PROBLEM STATEMENT: Would you repeat the listing exactly but omit every picture?

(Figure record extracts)
:::

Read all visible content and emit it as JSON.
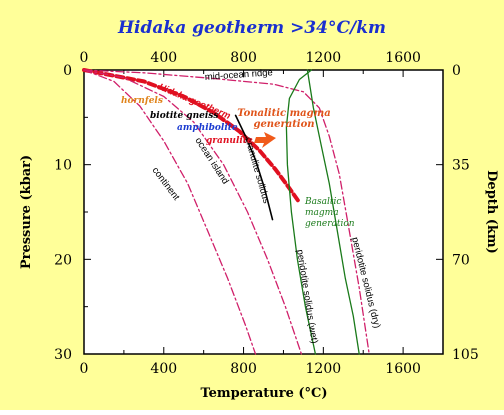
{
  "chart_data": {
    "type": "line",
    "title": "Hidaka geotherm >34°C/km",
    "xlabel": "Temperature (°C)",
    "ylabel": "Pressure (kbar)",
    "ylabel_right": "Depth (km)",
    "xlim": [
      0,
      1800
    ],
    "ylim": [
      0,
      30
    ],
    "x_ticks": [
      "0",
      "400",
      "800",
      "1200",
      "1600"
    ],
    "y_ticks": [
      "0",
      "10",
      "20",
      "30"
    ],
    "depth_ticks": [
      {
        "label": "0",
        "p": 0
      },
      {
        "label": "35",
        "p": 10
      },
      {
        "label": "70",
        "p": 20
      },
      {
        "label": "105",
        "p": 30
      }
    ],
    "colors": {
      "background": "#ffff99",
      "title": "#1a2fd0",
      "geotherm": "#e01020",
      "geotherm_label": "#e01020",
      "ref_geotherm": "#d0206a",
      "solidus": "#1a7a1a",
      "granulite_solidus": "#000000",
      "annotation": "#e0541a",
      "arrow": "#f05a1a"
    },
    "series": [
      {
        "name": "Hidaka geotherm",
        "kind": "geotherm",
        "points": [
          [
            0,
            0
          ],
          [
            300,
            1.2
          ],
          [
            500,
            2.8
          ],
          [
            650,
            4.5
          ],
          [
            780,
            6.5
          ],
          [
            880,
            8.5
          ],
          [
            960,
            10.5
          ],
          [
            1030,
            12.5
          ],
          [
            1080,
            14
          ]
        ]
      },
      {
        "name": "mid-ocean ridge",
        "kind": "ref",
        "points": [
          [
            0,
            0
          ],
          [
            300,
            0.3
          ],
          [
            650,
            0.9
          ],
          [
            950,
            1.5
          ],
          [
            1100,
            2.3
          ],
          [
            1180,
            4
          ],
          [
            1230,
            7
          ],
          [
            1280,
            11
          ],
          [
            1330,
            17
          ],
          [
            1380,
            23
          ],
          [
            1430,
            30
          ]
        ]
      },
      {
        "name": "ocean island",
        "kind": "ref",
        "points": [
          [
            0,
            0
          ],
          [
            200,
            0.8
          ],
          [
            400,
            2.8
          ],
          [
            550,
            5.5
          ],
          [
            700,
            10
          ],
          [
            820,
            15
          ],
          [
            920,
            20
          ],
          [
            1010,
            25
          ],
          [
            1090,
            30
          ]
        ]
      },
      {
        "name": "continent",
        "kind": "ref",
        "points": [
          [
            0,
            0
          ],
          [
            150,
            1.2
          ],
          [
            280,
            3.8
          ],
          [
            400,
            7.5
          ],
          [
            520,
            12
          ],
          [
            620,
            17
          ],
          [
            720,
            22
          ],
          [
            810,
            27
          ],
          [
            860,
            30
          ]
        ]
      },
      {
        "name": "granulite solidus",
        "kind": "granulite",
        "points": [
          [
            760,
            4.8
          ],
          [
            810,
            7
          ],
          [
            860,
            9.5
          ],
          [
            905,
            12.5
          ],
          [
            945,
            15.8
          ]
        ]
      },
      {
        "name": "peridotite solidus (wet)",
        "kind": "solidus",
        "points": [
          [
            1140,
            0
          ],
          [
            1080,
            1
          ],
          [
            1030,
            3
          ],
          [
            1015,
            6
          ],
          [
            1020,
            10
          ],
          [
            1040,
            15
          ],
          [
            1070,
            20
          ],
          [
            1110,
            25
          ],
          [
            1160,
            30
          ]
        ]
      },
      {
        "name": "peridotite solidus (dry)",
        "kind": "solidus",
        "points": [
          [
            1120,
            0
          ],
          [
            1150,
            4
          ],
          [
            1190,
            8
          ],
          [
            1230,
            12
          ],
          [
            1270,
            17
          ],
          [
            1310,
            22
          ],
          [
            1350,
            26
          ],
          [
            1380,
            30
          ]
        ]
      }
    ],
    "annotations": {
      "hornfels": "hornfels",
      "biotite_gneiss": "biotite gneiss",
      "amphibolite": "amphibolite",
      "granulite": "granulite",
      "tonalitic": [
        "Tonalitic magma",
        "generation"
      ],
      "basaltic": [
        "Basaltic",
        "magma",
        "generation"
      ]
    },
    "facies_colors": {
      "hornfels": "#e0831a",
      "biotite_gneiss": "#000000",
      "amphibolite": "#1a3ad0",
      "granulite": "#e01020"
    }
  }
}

:::

EXERCISE ANSWER:
Read all visible content and emit it as JSON.
{
  "chart_data": {
    "type": "line",
    "title": "Hidaka geotherm >34°C/km",
    "xlabel": "Temperature (°C)",
    "ylabel": "Pressure (kbar)",
    "ylabel_right": "Depth (km)",
    "xlim": [
      0,
      1800
    ],
    "ylim": [
      0,
      30
    ],
    "x_ticks": [
      "0",
      "400",
      "800",
      "1200",
      "1600"
    ],
    "y_ticks": [
      "0",
      "10",
      "20",
      "30"
    ],
    "depth_ticks": [
      {
        "label": "0",
        "p": 0
      },
      {
        "label": "35",
        "p": 10
      },
      {
        "label": "70",
        "p": 20
      },
      {
        "label": "105",
        "p": 30
      }
    ],
    "colors": {
      "background": "#ffff99",
      "title": "#1a2fd0",
      "geotherm": "#e01020",
      "geotherm_label": "#e01020",
      "ref_geotherm": "#d0206a",
      "solidus": "#1a7a1a",
      "granulite_solidus": "#000000",
      "annotation": "#e0541a",
      "arrow": "#f05a1a"
    },
    "series": [
      {
        "name": "Hidaka geotherm",
        "kind": "geotherm",
        "points": [
          [
            0,
            0
          ],
          [
            300,
            1.2
          ],
          [
            500,
            2.8
          ],
          [
            650,
            4.5
          ],
          [
            780,
            6.5
          ],
          [
            880,
            8.5
          ],
          [
            960,
            10.5
          ],
          [
            1030,
            12.5
          ],
          [
            1080,
            14
          ]
        ]
      },
      {
        "name": "mid-ocean ridge",
        "kind": "ref",
        "points": [
          [
            0,
            0
          ],
          [
            300,
            0.3
          ],
          [
            650,
            0.9
          ],
          [
            950,
            1.5
          ],
          [
            1100,
            2.3
          ],
          [
            1180,
            4
          ],
          [
            1230,
            7
          ],
          [
            1280,
            11
          ],
          [
            1330,
            17
          ],
          [
            1380,
            23
          ],
          [
            1430,
            30
          ]
        ]
      },
      {
        "name": "ocean island",
        "kind": "ref",
        "points": [
          [
            0,
            0
          ],
          [
            200,
            0.8
          ],
          [
            400,
            2.8
          ],
          [
            550,
            5.5
          ],
          [
            700,
            10
          ],
          [
            820,
            15
          ],
          [
            920,
            20
          ],
          [
            1010,
            25
          ],
          [
            1090,
            30
          ]
        ]
      },
      {
        "name": "continent",
        "kind": "ref",
        "points": [
          [
            0,
            0
          ],
          [
            150,
            1.2
          ],
          [
            280,
            3.8
          ],
          [
            400,
            7.5
          ],
          [
            520,
            12
          ],
          [
            620,
            17
          ],
          [
            720,
            22
          ],
          [
            810,
            27
          ],
          [
            860,
            30
          ]
        ]
      },
      {
        "name": "granulite solidus",
        "kind": "granulite",
        "points": [
          [
            760,
            4.8
          ],
          [
            810,
            7
          ],
          [
            860,
            9.5
          ],
          [
            905,
            12.5
          ],
          [
            945,
            15.8
          ]
        ]
      },
      {
        "name": "peridotite solidus (wet)",
        "kind": "solidus",
        "points": [
          [
            1140,
            0
          ],
          [
            1080,
            1
          ],
          [
            1030,
            3
          ],
          [
            1015,
            6
          ],
          [
            1020,
            10
          ],
          [
            1040,
            15
          ],
          [
            1070,
            20
          ],
          [
            1110,
            25
          ],
          [
            1160,
            30
          ]
        ]
      },
      {
        "name": "peridotite solidus (dry)",
        "kind": "solidus",
        "points": [
          [
            1120,
            0
          ],
          [
            1150,
            4
          ],
          [
            1190,
            8
          ],
          [
            1230,
            12
          ],
          [
            1270,
            17
          ],
          [
            1310,
            22
          ],
          [
            1350,
            26
          ],
          [
            1380,
            30
          ]
        ]
      }
    ],
    "annotations": {
      "hornfels": "hornfels",
      "biotite_gneiss": "biotite gneiss",
      "amphibolite": "amphibolite",
      "granulite": "granulite",
      "tonalitic": [
        "Tonalitic magma",
        "generation"
      ],
      "basaltic": [
        "Basaltic",
        "magma",
        "generation"
      ]
    },
    "facies_colors": {
      "hornfels": "#e0831a",
      "biotite_gneiss": "#000000",
      "amphibolite": "#1a3ad0",
      "granulite": "#e01020"
    }
  }
}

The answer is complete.